Secondo il brano estratto, quale immagine dell'Italia predomina nella "narrazione" sulla realtà italiana?

_BRANO ESTRATTO_.
-.-.-

C’è qualcosa che non va nella “narrazione” che domina nei giudizi sulla realtà italiana. Predomina l’immagine di un Paese perennemente in crisi, travolto da una politica inconcludente, dove l’esigenza primaria sembra essere quella del cambiamento. Certo, i problemi non mancano, ma c’è sempre meno spazio sui giornali e nei talk show per i tanti aspetti di una realtà che è fatta di imprese che crescono, di città che si rinnovano, di successi di un “made in Italy” che appare sempre di più un fattore vincente in un mercato mondiale in cui si riscopre qualità e bellezza.

-.-.-

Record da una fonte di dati
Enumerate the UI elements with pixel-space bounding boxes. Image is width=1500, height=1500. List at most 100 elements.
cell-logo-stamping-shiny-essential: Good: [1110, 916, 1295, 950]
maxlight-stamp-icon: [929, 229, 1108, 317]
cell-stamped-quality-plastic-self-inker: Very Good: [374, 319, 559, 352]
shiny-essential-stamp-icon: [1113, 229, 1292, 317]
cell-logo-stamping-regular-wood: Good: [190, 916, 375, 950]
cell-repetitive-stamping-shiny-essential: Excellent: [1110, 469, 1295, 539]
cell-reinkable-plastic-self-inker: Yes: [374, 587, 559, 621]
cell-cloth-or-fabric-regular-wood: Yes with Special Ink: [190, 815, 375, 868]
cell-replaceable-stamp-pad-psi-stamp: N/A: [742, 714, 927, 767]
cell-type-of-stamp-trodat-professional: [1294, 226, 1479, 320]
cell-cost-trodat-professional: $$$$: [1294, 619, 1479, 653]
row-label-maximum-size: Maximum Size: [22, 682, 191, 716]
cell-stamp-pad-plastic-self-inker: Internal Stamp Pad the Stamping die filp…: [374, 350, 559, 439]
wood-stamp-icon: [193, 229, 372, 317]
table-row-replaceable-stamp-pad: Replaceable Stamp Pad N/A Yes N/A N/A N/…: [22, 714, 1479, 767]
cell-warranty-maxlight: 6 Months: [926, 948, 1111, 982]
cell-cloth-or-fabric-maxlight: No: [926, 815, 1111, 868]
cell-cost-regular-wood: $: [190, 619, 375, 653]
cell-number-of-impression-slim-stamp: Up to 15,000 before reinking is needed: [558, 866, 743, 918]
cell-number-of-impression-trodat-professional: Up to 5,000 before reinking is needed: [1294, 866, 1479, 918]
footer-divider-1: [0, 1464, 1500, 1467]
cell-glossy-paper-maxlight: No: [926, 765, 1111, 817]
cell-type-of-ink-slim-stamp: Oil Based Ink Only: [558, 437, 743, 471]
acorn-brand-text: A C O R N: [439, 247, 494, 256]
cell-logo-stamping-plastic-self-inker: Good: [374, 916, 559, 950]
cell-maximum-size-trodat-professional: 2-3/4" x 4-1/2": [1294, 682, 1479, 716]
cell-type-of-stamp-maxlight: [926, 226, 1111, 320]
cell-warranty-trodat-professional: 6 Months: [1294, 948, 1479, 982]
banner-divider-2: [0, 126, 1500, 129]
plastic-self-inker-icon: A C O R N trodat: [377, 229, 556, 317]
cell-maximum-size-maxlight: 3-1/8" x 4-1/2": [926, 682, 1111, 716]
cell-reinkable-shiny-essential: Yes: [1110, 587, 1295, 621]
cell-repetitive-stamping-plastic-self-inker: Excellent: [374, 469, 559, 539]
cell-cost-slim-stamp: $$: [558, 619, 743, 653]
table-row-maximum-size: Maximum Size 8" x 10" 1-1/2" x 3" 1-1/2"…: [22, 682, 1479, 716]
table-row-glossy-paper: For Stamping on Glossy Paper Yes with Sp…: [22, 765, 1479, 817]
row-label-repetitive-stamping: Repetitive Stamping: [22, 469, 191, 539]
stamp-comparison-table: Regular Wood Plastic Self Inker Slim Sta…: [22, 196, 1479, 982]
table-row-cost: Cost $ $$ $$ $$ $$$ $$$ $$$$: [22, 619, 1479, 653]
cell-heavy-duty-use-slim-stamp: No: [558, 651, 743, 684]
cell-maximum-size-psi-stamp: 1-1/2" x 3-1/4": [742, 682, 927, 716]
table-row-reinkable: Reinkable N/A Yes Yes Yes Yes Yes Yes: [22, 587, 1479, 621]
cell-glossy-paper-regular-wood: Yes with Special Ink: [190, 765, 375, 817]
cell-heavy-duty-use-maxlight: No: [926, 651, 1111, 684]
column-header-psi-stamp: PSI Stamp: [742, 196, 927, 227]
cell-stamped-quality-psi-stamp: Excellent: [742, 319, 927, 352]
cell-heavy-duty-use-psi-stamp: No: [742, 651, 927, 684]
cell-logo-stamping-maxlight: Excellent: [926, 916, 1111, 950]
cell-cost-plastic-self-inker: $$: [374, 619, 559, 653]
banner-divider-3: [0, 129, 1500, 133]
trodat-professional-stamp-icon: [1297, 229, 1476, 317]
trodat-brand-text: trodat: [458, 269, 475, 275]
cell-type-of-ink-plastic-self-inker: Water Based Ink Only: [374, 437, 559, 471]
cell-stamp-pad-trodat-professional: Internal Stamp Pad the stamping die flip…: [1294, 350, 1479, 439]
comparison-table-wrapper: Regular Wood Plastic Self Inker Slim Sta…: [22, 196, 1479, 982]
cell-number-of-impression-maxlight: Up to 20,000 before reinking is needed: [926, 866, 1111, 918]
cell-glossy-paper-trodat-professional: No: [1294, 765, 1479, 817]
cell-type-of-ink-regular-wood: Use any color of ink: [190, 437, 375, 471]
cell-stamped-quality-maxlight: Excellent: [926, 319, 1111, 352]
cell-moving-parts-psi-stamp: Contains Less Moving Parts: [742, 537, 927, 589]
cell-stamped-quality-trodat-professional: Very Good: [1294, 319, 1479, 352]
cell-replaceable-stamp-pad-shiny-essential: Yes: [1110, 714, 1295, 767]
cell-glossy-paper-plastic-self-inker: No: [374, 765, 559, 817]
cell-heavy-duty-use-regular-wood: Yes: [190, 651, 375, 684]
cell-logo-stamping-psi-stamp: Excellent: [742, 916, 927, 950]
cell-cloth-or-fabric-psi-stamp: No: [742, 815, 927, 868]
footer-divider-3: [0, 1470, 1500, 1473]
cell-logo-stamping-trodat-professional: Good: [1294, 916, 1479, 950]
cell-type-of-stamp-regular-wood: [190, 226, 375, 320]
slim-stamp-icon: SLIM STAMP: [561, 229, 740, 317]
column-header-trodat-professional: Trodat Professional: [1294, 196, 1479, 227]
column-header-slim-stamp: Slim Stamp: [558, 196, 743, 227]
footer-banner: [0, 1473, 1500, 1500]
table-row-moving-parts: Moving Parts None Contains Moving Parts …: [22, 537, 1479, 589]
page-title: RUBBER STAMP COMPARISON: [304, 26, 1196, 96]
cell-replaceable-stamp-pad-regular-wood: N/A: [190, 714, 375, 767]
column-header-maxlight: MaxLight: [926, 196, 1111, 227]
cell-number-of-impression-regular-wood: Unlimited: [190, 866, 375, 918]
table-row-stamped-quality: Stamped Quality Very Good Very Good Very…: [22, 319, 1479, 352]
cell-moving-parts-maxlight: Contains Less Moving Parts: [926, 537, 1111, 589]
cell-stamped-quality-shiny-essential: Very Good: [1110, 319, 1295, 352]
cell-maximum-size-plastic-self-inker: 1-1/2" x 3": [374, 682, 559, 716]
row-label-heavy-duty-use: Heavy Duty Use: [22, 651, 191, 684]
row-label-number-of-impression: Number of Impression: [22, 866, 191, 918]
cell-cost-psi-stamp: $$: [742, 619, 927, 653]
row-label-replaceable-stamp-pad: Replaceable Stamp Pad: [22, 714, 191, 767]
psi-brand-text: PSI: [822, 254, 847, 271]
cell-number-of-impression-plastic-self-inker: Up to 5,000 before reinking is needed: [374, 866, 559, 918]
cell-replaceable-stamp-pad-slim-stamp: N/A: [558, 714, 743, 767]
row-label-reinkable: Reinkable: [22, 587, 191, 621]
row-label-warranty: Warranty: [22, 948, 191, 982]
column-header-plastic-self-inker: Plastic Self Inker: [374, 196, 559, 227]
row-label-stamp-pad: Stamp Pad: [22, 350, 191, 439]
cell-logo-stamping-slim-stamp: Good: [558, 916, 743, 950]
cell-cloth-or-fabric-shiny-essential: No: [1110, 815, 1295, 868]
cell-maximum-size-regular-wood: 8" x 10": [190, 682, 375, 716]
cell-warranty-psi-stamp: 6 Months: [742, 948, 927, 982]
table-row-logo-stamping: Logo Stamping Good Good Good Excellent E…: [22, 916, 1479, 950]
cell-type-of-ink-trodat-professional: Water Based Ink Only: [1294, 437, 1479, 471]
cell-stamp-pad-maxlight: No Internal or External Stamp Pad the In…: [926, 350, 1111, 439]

-.-.-

_SOLUZIONE_. Quella di un Paese perennemente in crisi, travolto da una politica inconcludente, dove l'esigenza primaria sembra essere quella del cambiamento.